* [Brief] Retype the material word for word.

* [The records]
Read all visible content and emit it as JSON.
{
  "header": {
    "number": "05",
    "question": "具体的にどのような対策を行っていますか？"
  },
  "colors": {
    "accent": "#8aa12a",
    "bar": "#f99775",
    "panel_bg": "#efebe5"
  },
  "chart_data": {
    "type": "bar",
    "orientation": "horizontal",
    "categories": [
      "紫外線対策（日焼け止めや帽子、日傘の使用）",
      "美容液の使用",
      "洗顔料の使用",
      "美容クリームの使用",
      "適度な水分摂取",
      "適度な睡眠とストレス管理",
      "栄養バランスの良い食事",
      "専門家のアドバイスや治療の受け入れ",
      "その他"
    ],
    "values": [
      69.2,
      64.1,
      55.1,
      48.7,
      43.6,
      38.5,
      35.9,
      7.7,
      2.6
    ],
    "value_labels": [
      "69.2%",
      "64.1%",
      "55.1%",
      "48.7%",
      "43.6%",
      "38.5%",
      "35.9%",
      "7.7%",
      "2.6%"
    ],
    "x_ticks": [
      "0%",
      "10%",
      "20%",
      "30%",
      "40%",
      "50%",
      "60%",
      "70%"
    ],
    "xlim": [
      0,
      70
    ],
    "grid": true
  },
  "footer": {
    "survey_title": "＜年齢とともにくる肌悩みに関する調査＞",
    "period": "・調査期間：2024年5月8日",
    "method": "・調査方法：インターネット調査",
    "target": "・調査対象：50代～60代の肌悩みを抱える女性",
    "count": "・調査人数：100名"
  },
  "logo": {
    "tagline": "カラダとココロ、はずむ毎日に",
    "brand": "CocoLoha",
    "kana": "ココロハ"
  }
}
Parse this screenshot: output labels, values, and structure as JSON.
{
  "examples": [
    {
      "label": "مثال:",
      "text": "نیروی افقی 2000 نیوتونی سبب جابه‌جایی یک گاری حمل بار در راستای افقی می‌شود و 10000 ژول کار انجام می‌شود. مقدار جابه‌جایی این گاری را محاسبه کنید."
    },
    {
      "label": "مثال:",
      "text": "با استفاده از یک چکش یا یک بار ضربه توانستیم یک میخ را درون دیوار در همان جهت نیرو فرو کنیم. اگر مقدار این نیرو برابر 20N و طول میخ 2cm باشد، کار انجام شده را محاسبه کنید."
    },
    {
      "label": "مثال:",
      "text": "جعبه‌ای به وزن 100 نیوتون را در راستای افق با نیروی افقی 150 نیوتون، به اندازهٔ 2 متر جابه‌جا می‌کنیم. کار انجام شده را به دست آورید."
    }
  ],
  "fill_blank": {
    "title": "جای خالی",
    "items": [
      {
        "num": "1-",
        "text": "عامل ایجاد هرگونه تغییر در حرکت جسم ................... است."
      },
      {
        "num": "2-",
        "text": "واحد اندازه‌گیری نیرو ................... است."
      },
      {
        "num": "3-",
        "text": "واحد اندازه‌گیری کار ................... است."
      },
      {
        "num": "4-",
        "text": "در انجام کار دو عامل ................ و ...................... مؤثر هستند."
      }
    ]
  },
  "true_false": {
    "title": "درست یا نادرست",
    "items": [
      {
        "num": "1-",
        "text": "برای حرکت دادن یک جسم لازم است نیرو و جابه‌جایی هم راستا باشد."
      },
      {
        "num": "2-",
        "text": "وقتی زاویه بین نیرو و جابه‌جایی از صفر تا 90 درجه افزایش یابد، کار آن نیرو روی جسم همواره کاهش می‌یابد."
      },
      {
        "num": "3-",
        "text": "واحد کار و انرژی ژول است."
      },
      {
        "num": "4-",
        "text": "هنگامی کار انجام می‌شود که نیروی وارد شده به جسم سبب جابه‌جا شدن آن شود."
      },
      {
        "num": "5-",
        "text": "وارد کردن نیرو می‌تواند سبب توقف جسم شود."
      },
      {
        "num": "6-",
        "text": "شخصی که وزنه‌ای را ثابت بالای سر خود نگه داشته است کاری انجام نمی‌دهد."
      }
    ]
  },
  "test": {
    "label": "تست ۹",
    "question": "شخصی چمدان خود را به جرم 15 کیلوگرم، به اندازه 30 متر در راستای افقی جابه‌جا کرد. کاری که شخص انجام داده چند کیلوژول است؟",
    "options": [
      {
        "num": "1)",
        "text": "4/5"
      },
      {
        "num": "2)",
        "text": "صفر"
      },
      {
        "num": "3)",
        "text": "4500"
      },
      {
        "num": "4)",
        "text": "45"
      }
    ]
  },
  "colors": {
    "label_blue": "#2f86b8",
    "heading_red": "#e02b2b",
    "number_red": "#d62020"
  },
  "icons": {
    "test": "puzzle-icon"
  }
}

* [Answer to this task]
Read all visible content and emit it as JSON.
{
  "header": {
    "number": "05",
    "question": "具体的にどのような対策を行っていますか？"
  },
  "colors": {
    "accent": "#8aa12a",
    "bar": "#f99775",
    "panel_bg": "#efebe5"
  },
  "chart_data": {
    "type": "bar",
    "orientation": "horizontal",
    "categories": [
      "紫外線対策（日焼け止めや帽子、日傘の使用）",
      "美容液の使用",
      "洗顔料の使用",
      "美容クリームの使用",
      "適度な水分摂取",
      "適度な睡眠とストレス管理",
      "栄養バランスの良い食事",
      "専門家のアドバイスや治療の受け入れ",
      "その他"
    ],
    "values": [
      69.2,
      64.1,
      55.1,
      48.7,
      43.6,
      38.5,
      35.9,
      7.7,
      2.6
    ],
    "value_labels": [
      "69.2%",
      "64.1%",
      "55.1%",
      "48.7%",
      "43.6%",
      "38.5%",
      "35.9%",
      "7.7%",
      "2.6%"
    ],
    "x_ticks": [
      "0%",
      "10%",
      "20%",
      "30%",
      "40%",
      "50%",
      "60%",
      "70%"
    ],
    "xlim": [
      0,
      70
    ],
    "grid": true
  },
  "footer": {
    "survey_title": "＜年齢とともにくる肌悩みに関する調査＞",
    "period": "・調査期間：2024年5月8日",
    "method": "・調査方法：インターネット調査",
    "target": "・調査対象：50代～60代の肌悩みを抱える女性",
    "count": "・調査人数：100名"
  },
  "logo": {
    "tagline": "カラダとココロ、はずむ毎日に",
    "brand": "CocoLoha",
    "kana": "ココロハ"
  }
}
Parse this screenshot: output labels, values, and structure as JSON.
{
  "examples": [
    {
      "label": "مثال:",
      "text": "نیروی افقی 2000 نیوتونی سبب جابه‌جایی یک گاری حمل بار در راستای افقی می‌شود و 10000 ژول کار انجام می‌شود. مقدار جابه‌جایی این گاری را محاسبه کنید."
    },
    {
      "label": "مثال:",
      "text": "با استفاده از یک چکش یا یک بار ضربه توانستیم یک میخ را درون دیوار در همان جهت نیرو فرو کنیم. اگر مقدار این نیرو برابر 20N و طول میخ 2cm باشد، کار انجام شده را محاسبه کنید."
    },
    {
      "label": "مثال:",
      "text": "جعبه‌ای به وزن 100 نیوتون را در راستای افق با نیروی افقی 150 نیوتون، به اندازهٔ 2 متر جابه‌جا می‌کنیم. کار انجام شده را به دست آورید."
    }
  ],
  "fill_blank": {
    "title": "جای خالی",
    "items": [
      {
        "num": "1-",
        "text": "عامل ایجاد هرگونه تغییر در حرکت جسم ................... است."
      },
      {
        "num": "2-",
        "text": "واحد اندازه‌گیری نیرو ................... است."
      },
      {
        "num": "3-",
        "text": "واحد اندازه‌گیری کار ................... است."
      },
      {
        "num": "4-",
        "text": "در انجام کار دو عامل ................ و ...................... مؤثر هستند."
      }
    ]
  },
  "true_false": {
    "title": "درست یا نادرست",
    "items": [
      {
        "num": "1-",
        "text": "برای حرکت دادن یک جسم لازم است نیرو و جابه‌جایی هم راستا باشد."
      },
      {
        "num": "2-",
        "text": "وقتی زاویه بین نیرو و جابه‌جایی از صفر تا 90 درجه افزایش یابد، کار آن نیرو روی جسم همواره کاهش می‌یابد."
      },
      {
        "num": "3-",
        "text": "واحد کار و انرژی ژول است."
      },
      {
        "num": "4-",
        "text": "هنگامی کار انجام می‌شود که نیروی وارد شده به جسم سبب جابه‌جا شدن آن شود."
      },
      {
        "num": "5-",
        "text": "وارد کردن نیرو می‌تواند سبب توقف جسم شود."
      },
      {
        "num": "6-",
        "text": "شخصی که وزنه‌ای را ثابت بالای سر خود نگه داشته است کاری انجام نمی‌دهد."
      }
    ]
  },
  "test": {
    "label": "تست ۹",
    "question": "شخصی چمدان خود را به جرم 15 کیلوگرم، به اندازه 30 متر در راستای افقی جابه‌جا کرد. کاری که شخص انجام داده چند کیلوژول است؟",
    "options": [
      {
        "num": "1)",
        "text": "4/5"
      },
      {
        "num": "2)",
        "text": "صفر"
      },
      {
        "num": "3)",
        "text": "4500"
      },
      {
        "num": "4)",
        "text": "45"
      }
    ]
  },
  "colors": {
    "label_blue": "#2f86b8",
    "heading_red": "#e02b2b",
    "number_red": "#d62020"
  },
  "icons": {
    "test": "puzzle-icon"
  }
}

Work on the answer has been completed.